-- BEGIN --

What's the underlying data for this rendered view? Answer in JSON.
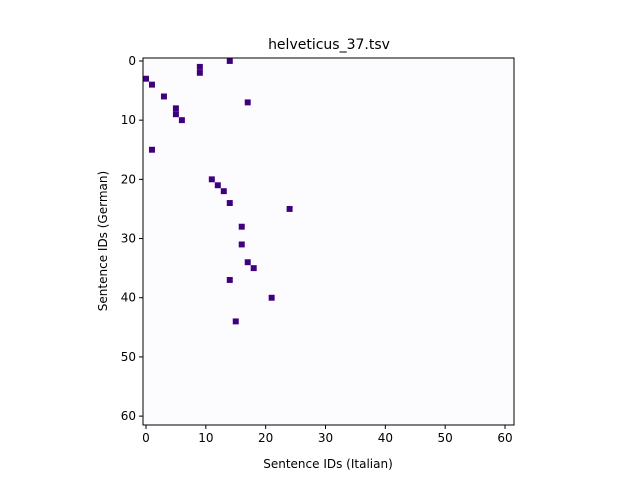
{
  "chart_data": {
    "type": "heatmap",
    "title": "helveticus_37.tsv",
    "xlabel": "Sentence IDs (Italian)",
    "ylabel": "Sentence IDs (German)",
    "xlim": [
      -0.5,
      61.5
    ],
    "ylim": [
      61.5,
      -0.5
    ],
    "xticks": [
      0,
      10,
      20,
      30,
      40,
      50,
      60
    ],
    "yticks": [
      0,
      10,
      20,
      30,
      40,
      50,
      60
    ],
    "grid": false,
    "colors": {
      "background": "#fcfbfd",
      "cell": "#3f007d",
      "axes": "#000000"
    },
    "cells": [
      {
        "x": 14,
        "y": 0
      },
      {
        "x": 9,
        "y": 1
      },
      {
        "x": 9,
        "y": 2
      },
      {
        "x": 0,
        "y": 3
      },
      {
        "x": 1,
        "y": 4
      },
      {
        "x": 3,
        "y": 6
      },
      {
        "x": 17,
        "y": 7
      },
      {
        "x": 5,
        "y": 8
      },
      {
        "x": 5,
        "y": 9
      },
      {
        "x": 6,
        "y": 10
      },
      {
        "x": 1,
        "y": 15
      },
      {
        "x": 11,
        "y": 20
      },
      {
        "x": 12,
        "y": 21
      },
      {
        "x": 13,
        "y": 22
      },
      {
        "x": 14,
        "y": 24
      },
      {
        "x": 24,
        "y": 25
      },
      {
        "x": 16,
        "y": 28
      },
      {
        "x": 16,
        "y": 31
      },
      {
        "x": 17,
        "y": 34
      },
      {
        "x": 18,
        "y": 35
      },
      {
        "x": 14,
        "y": 37
      },
      {
        "x": 21,
        "y": 40
      },
      {
        "x": 15,
        "y": 44
      }
    ]
  }
}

-- END --

TASK DESCRIPTION:
Transcribe the entries above verbatim, omitting their pictures.

REPLY TO THE TASK:
What's the underlying data for this rendered view? Answer in JSON.
{
  "chart_data": {
    "type": "heatmap",
    "title": "helveticus_37.tsv",
    "xlabel": "Sentence IDs (Italian)",
    "ylabel": "Sentence IDs (German)",
    "xlim": [
      -0.5,
      61.5
    ],
    "ylim": [
      61.5,
      -0.5
    ],
    "xticks": [
      0,
      10,
      20,
      30,
      40,
      50,
      60
    ],
    "yticks": [
      0,
      10,
      20,
      30,
      40,
      50,
      60
    ],
    "grid": false,
    "colors": {
      "background": "#fcfbfd",
      "cell": "#3f007d",
      "axes": "#000000"
    },
    "cells": [
      {
        "x": 14,
        "y": 0
      },
      {
        "x": 9,
        "y": 1
      },
      {
        "x": 9,
        "y": 2
      },
      {
        "x": 0,
        "y": 3
      },
      {
        "x": 1,
        "y": 4
      },
      {
        "x": 3,
        "y": 6
      },
      {
        "x": 17,
        "y": 7
      },
      {
        "x": 5,
        "y": 8
      },
      {
        "x": 5,
        "y": 9
      },
      {
        "x": 6,
        "y": 10
      },
      {
        "x": 1,
        "y": 15
      },
      {
        "x": 11,
        "y": 20
      },
      {
        "x": 12,
        "y": 21
      },
      {
        "x": 13,
        "y": 22
      },
      {
        "x": 14,
        "y": 24
      },
      {
        "x": 24,
        "y": 25
      },
      {
        "x": 16,
        "y": 28
      },
      {
        "x": 16,
        "y": 31
      },
      {
        "x": 17,
        "y": 34
      },
      {
        "x": 18,
        "y": 35
      },
      {
        "x": 14,
        "y": 37
      },
      {
        "x": 21,
        "y": 40
      },
      {
        "x": 15,
        "y": 44
      }
    ]
  }
}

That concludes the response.